GOAL
State the number of lines, and only that number, in which the word "fixed" appears.

SUPPLIED ENTRIES
────────────────────
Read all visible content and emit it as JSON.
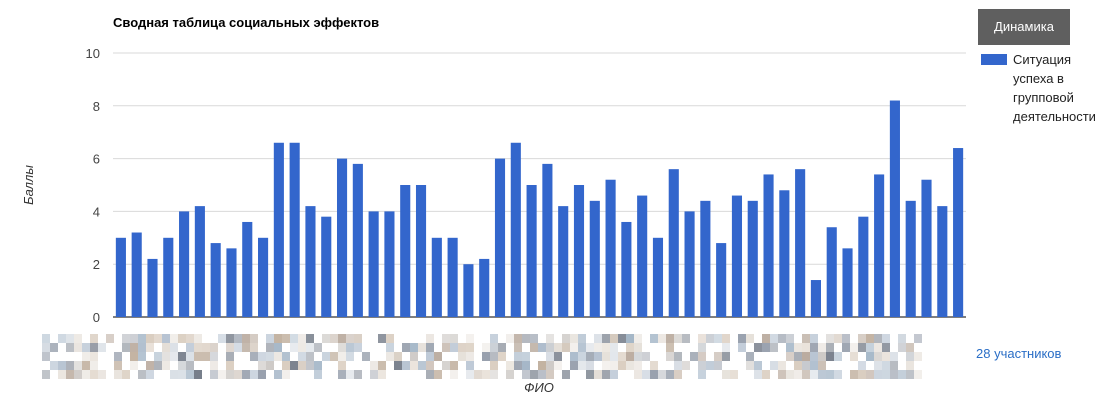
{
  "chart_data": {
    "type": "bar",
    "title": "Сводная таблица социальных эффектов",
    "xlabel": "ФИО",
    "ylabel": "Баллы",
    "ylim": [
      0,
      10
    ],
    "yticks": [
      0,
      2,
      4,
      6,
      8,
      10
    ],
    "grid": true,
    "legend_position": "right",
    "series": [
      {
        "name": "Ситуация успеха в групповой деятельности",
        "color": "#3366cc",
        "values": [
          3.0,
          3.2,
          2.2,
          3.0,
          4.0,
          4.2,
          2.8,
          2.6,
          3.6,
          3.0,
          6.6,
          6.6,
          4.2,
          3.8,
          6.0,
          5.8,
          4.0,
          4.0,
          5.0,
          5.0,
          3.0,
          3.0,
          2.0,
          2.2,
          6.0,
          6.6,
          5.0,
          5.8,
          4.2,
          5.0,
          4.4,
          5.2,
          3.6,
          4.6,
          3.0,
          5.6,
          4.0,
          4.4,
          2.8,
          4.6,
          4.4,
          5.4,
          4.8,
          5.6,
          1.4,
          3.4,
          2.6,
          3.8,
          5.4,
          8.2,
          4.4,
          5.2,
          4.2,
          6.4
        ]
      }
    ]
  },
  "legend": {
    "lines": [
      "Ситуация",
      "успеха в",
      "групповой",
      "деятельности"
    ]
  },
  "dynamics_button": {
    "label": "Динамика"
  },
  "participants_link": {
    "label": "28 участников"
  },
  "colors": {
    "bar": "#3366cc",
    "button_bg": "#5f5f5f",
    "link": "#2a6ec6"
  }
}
────────────────────
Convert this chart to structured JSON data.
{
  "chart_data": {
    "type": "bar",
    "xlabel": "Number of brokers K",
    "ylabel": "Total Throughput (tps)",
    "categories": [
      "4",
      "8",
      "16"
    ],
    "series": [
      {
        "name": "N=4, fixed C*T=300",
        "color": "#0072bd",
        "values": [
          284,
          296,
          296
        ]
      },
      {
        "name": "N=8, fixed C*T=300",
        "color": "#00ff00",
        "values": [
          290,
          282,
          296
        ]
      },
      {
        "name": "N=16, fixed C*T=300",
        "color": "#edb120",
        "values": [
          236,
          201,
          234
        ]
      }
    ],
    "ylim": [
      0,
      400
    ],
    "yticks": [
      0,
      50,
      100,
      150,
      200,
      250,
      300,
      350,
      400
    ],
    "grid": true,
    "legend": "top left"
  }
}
────────────────────
ANSWER FOR THE TASK
3